** start **

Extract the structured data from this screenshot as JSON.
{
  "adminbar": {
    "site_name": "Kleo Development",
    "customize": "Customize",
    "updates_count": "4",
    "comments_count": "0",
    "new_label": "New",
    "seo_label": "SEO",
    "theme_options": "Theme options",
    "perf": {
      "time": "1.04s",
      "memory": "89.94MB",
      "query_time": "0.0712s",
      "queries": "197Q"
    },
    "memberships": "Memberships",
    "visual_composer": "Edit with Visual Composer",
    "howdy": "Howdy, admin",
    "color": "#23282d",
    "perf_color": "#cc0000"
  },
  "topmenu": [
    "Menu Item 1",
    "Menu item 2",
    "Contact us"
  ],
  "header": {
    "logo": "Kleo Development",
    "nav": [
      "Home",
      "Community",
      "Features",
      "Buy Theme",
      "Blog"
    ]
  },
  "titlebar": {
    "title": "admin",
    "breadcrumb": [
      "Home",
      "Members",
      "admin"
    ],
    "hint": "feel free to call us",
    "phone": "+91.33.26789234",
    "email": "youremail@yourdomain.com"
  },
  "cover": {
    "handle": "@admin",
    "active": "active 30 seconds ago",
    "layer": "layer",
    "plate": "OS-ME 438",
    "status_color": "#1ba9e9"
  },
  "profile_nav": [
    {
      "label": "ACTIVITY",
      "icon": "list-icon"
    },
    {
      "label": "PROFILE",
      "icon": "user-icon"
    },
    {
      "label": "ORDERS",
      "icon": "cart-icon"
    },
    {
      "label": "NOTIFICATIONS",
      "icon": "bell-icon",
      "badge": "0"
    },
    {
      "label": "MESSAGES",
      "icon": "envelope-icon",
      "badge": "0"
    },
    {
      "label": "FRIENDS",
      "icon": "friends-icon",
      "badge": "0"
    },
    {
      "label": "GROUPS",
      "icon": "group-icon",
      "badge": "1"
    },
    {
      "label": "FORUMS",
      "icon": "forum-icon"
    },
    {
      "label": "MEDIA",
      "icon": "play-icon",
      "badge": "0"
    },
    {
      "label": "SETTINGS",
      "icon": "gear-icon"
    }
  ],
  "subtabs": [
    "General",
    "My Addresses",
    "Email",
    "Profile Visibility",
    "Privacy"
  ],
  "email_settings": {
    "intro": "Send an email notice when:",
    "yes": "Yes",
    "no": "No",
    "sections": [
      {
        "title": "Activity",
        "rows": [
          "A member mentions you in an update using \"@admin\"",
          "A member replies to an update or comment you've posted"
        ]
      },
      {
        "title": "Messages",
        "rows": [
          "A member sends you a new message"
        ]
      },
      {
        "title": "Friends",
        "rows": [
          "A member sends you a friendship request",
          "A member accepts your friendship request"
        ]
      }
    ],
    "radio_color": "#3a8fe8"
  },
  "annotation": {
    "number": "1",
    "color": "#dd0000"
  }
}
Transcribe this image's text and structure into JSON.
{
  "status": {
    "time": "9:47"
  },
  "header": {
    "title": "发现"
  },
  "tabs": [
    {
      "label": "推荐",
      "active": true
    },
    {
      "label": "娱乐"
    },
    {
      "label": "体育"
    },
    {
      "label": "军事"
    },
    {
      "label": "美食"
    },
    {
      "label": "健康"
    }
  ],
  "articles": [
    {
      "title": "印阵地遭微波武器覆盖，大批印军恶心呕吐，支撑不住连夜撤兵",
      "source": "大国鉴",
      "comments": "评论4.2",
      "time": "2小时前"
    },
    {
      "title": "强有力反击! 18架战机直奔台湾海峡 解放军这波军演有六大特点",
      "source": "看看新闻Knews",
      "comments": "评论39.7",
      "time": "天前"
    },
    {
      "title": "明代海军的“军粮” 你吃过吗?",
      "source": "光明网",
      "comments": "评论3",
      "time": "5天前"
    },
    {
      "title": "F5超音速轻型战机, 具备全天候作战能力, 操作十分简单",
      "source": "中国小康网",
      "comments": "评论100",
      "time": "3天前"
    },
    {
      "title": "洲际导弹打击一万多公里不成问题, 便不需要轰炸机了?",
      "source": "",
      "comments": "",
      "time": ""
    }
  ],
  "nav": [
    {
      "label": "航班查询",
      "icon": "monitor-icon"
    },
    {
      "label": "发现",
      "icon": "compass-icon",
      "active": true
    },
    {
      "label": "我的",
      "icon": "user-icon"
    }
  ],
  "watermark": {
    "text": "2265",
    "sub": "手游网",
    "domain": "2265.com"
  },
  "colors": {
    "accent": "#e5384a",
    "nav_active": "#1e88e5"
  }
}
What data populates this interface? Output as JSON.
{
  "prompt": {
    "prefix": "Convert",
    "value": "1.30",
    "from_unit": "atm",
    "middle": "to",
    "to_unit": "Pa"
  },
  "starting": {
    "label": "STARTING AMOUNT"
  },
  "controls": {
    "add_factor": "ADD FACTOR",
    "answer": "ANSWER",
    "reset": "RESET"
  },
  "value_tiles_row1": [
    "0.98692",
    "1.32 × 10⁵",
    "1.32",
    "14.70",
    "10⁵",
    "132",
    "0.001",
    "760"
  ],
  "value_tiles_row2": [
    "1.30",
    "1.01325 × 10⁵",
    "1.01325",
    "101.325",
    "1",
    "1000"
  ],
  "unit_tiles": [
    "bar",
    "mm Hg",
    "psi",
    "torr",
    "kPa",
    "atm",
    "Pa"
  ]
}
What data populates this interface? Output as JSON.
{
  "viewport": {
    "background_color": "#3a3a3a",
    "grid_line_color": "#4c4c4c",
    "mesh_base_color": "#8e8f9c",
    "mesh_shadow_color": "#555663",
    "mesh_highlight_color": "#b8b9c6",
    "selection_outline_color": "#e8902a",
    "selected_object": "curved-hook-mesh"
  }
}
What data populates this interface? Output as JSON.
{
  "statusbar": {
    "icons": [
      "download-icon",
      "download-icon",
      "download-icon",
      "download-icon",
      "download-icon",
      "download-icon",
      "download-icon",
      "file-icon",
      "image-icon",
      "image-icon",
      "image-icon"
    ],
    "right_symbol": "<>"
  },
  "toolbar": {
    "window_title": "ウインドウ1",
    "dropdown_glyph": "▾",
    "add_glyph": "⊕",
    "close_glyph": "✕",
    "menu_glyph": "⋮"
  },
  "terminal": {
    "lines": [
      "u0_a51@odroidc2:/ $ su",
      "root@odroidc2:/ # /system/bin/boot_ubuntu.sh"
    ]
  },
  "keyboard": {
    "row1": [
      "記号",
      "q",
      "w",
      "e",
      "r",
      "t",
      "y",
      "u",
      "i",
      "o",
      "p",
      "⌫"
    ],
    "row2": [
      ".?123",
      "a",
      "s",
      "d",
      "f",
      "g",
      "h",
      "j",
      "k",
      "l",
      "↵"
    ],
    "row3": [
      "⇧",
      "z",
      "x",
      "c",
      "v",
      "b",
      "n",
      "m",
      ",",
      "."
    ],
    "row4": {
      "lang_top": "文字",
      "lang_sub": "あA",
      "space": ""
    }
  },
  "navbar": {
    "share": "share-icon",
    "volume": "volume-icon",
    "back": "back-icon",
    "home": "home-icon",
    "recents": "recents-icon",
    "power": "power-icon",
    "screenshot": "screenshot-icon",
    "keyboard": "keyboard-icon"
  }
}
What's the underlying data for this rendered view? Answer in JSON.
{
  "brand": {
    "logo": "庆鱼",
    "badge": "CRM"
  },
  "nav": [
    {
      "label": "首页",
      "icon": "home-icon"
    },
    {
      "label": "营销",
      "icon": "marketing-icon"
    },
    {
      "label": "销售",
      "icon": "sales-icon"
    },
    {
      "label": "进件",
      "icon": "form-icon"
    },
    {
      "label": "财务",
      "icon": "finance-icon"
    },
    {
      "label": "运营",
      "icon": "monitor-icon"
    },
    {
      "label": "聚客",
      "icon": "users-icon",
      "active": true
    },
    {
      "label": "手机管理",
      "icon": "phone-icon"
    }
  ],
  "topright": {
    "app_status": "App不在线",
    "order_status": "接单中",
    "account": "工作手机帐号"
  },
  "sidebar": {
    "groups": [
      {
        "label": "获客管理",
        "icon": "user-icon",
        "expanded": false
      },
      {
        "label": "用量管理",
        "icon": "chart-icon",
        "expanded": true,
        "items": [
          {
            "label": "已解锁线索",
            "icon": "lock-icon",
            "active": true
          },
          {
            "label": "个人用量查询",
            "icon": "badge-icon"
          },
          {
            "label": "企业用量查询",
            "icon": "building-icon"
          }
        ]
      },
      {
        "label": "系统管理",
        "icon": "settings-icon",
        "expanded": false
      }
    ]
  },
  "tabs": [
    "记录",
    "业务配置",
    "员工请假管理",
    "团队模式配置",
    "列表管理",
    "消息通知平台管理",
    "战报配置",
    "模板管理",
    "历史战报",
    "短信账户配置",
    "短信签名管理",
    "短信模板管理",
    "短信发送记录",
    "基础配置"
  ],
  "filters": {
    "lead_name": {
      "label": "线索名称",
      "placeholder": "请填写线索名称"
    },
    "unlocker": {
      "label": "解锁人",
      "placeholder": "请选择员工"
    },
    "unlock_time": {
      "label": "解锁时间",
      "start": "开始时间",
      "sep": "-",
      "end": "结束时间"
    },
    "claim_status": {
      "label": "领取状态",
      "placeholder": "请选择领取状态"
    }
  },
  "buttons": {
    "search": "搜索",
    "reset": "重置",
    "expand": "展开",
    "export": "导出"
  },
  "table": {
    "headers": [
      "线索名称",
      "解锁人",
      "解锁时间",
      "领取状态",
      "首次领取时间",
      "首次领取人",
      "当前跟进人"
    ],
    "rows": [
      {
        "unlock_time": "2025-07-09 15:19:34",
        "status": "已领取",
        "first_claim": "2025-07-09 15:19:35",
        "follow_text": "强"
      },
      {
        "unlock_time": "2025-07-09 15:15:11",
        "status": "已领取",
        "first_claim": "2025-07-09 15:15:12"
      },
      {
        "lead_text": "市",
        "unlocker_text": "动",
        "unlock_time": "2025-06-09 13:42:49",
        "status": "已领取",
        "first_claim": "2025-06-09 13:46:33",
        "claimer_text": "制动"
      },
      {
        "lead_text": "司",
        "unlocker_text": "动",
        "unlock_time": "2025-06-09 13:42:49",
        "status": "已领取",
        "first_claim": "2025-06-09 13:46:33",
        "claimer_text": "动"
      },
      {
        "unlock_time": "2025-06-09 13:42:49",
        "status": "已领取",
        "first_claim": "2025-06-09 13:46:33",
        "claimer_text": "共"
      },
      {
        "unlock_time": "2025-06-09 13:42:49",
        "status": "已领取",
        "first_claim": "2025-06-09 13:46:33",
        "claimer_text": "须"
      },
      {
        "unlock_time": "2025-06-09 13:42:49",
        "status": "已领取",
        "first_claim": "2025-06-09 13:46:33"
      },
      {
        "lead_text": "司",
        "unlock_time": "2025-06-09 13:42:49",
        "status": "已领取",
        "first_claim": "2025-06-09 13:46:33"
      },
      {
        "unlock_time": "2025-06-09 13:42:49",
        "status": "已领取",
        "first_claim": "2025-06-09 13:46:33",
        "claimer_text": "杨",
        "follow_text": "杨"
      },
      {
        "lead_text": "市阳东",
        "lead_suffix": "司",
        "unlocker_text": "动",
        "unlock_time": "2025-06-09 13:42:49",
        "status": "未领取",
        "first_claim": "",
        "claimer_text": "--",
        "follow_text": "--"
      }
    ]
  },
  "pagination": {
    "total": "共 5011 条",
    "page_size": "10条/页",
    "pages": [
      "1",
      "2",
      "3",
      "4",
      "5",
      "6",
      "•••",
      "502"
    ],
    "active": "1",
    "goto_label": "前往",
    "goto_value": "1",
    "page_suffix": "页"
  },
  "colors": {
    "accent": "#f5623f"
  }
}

** end **

_Challenge_
Show all lines in the entries above where the word "sends" appears.

_Complete answer_
          "A member sends you a new message"
          "A member sends you a friendship request",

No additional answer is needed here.